* **RECORD EXTRACTS**:
## START
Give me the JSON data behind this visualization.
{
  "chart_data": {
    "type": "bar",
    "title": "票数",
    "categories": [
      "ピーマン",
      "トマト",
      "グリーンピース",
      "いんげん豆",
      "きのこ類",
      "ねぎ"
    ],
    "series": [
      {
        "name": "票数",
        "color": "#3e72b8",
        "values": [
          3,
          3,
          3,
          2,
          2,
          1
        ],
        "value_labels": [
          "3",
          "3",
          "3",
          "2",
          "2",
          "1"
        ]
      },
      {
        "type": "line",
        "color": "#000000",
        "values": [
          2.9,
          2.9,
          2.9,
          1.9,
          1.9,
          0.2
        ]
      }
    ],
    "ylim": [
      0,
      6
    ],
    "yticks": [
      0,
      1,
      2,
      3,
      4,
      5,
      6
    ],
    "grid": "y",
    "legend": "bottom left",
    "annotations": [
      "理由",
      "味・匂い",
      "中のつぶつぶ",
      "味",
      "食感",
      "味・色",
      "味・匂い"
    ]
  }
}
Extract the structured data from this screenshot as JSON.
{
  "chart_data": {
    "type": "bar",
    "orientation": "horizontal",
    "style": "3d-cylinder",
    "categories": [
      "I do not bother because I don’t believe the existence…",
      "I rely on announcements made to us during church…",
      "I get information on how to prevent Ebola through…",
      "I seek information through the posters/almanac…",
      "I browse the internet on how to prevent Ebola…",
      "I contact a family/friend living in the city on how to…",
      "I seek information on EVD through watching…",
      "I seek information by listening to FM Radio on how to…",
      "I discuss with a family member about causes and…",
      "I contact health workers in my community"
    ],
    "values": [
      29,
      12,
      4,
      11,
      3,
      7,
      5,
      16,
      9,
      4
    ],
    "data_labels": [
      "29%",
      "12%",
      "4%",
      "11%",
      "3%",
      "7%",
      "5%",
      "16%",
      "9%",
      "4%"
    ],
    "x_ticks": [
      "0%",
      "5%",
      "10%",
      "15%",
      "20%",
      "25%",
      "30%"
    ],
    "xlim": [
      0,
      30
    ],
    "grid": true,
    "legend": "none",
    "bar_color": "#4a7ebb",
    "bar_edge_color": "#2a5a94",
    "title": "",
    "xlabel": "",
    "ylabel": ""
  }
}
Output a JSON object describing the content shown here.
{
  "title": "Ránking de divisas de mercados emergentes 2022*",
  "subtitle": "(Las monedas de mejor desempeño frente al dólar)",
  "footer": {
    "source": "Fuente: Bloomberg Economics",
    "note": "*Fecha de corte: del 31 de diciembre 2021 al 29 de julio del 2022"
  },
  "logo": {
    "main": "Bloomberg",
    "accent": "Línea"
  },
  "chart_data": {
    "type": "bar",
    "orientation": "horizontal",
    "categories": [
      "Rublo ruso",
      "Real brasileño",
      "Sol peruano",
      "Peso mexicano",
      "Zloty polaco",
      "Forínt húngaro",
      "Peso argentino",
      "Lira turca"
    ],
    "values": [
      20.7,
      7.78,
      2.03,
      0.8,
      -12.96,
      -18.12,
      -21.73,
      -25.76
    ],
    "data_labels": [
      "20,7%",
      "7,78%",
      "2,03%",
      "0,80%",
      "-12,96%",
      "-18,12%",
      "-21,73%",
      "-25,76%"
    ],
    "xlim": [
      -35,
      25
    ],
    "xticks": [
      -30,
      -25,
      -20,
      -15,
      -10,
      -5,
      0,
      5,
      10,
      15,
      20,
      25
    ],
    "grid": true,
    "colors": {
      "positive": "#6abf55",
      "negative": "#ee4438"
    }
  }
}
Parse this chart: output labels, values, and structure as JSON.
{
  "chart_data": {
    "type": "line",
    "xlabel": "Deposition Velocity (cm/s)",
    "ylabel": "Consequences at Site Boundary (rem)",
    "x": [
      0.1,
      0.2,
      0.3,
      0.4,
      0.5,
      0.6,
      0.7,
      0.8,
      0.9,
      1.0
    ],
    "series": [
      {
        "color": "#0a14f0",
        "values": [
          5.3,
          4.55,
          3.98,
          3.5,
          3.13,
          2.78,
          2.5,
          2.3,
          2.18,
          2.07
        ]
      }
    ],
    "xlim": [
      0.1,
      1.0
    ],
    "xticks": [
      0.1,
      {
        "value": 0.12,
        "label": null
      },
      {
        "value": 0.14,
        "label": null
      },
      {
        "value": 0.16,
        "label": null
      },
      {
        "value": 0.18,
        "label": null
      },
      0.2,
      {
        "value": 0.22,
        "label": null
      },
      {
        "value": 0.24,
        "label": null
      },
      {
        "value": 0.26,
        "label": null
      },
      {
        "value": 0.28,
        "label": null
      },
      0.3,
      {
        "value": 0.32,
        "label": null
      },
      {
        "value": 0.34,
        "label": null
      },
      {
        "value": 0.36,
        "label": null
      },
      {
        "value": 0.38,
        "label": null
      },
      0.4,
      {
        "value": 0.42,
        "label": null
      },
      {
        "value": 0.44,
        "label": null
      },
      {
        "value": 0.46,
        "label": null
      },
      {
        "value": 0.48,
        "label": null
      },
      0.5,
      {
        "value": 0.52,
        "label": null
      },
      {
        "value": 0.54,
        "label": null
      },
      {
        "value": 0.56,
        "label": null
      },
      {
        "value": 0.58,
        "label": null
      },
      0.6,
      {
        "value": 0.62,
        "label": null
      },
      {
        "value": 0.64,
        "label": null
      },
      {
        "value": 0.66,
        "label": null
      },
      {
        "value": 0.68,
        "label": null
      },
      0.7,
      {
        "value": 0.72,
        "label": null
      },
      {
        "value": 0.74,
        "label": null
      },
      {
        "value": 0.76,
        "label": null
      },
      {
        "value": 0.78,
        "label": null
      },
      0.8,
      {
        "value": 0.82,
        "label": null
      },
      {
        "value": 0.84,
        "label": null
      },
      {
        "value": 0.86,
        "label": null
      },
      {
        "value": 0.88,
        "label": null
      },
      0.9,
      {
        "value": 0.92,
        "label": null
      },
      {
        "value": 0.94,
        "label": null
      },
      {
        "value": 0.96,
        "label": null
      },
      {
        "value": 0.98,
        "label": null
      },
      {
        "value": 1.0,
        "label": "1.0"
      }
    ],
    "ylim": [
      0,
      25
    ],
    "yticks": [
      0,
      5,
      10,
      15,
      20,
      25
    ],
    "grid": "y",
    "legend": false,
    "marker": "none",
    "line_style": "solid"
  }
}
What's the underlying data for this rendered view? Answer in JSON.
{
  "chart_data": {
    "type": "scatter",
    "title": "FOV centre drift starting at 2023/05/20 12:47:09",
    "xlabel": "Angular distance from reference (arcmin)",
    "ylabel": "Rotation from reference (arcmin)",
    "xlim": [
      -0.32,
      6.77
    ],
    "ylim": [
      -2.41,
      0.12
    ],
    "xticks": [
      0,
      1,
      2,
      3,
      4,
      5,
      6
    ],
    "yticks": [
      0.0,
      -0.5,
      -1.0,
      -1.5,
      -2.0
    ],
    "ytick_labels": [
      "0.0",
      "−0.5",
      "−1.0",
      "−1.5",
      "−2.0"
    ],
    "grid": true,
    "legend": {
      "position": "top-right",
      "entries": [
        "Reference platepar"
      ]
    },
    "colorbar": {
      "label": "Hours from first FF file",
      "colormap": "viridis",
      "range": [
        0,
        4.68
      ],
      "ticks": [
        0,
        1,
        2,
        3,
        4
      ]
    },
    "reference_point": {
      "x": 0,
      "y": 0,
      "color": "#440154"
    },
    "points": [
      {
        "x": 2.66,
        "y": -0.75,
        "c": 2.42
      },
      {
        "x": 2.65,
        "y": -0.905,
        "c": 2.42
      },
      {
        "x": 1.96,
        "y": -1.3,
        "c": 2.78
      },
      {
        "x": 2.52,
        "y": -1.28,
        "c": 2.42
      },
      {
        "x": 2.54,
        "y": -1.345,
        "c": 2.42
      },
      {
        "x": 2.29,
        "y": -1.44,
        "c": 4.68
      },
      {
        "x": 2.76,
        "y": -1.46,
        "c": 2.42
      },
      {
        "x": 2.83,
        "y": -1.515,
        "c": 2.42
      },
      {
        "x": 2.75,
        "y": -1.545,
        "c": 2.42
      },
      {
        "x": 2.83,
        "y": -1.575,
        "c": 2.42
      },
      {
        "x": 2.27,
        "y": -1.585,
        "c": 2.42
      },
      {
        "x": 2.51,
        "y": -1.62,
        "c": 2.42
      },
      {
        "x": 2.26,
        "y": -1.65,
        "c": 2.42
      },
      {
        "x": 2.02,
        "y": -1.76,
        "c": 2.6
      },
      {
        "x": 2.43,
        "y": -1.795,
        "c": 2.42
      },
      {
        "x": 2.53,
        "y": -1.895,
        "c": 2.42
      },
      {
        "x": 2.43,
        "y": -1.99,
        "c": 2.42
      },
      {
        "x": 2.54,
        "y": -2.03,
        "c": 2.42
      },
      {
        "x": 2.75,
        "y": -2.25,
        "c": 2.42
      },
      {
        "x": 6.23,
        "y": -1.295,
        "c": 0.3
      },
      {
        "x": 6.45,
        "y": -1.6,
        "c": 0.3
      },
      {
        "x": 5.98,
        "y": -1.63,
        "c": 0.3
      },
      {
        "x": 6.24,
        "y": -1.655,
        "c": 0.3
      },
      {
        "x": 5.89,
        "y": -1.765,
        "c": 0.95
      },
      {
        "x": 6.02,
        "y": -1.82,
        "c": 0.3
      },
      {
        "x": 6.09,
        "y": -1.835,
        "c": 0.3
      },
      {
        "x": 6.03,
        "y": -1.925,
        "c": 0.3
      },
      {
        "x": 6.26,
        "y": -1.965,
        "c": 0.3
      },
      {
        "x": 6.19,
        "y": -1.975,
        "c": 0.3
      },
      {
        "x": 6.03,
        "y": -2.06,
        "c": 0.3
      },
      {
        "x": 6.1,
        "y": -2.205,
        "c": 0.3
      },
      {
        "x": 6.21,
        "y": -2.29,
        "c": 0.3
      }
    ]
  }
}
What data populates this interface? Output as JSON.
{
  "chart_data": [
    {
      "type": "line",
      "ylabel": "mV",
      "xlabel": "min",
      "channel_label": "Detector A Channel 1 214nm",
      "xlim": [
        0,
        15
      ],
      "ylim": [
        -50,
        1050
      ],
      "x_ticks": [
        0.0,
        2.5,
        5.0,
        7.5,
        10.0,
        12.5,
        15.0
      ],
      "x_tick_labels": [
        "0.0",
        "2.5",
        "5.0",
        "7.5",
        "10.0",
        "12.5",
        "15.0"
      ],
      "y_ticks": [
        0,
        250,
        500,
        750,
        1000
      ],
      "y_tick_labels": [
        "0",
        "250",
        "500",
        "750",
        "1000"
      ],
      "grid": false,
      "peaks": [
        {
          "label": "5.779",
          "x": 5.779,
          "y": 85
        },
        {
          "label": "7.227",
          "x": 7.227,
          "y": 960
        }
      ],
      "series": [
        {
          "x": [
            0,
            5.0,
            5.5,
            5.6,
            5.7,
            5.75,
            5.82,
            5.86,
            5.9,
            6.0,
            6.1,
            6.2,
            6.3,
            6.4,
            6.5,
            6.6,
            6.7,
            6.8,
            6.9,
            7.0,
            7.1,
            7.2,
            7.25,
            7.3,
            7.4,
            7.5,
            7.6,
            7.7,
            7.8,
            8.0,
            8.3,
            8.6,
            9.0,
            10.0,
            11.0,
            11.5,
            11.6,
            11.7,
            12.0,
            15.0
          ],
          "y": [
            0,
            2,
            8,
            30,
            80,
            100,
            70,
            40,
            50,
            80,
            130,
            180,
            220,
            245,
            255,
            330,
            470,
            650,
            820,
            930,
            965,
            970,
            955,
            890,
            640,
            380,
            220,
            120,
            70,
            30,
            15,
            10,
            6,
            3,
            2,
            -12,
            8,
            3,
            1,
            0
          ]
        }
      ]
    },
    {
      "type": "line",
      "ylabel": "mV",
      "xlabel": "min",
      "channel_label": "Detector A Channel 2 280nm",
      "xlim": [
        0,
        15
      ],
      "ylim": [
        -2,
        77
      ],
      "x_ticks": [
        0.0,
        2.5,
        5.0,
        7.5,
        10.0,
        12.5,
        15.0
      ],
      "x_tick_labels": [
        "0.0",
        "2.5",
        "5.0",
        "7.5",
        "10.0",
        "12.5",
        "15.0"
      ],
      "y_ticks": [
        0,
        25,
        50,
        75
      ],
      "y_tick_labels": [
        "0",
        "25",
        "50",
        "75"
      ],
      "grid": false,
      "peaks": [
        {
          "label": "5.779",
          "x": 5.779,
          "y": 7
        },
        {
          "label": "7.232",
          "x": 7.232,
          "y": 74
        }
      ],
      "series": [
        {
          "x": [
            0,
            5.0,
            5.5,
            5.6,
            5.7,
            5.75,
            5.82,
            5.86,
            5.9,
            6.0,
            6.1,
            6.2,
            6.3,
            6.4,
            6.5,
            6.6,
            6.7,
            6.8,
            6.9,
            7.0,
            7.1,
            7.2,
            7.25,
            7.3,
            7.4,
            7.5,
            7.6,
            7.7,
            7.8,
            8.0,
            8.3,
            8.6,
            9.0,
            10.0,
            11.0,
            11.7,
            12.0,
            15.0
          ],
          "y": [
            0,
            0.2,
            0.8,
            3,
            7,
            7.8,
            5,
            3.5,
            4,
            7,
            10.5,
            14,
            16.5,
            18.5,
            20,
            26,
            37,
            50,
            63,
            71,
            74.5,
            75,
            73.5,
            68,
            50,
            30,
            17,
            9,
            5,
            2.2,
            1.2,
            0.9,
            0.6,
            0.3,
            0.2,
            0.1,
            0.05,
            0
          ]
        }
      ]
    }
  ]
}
## END
* **YOUR INSTRUCTIONS**: Search the lines above for the string "family" and copy each line that has it.

* **EXERCISE SOLUTION**:
      "I contact a family/friend living in the city on how to…",
      "I discuss with a family member about causes and…",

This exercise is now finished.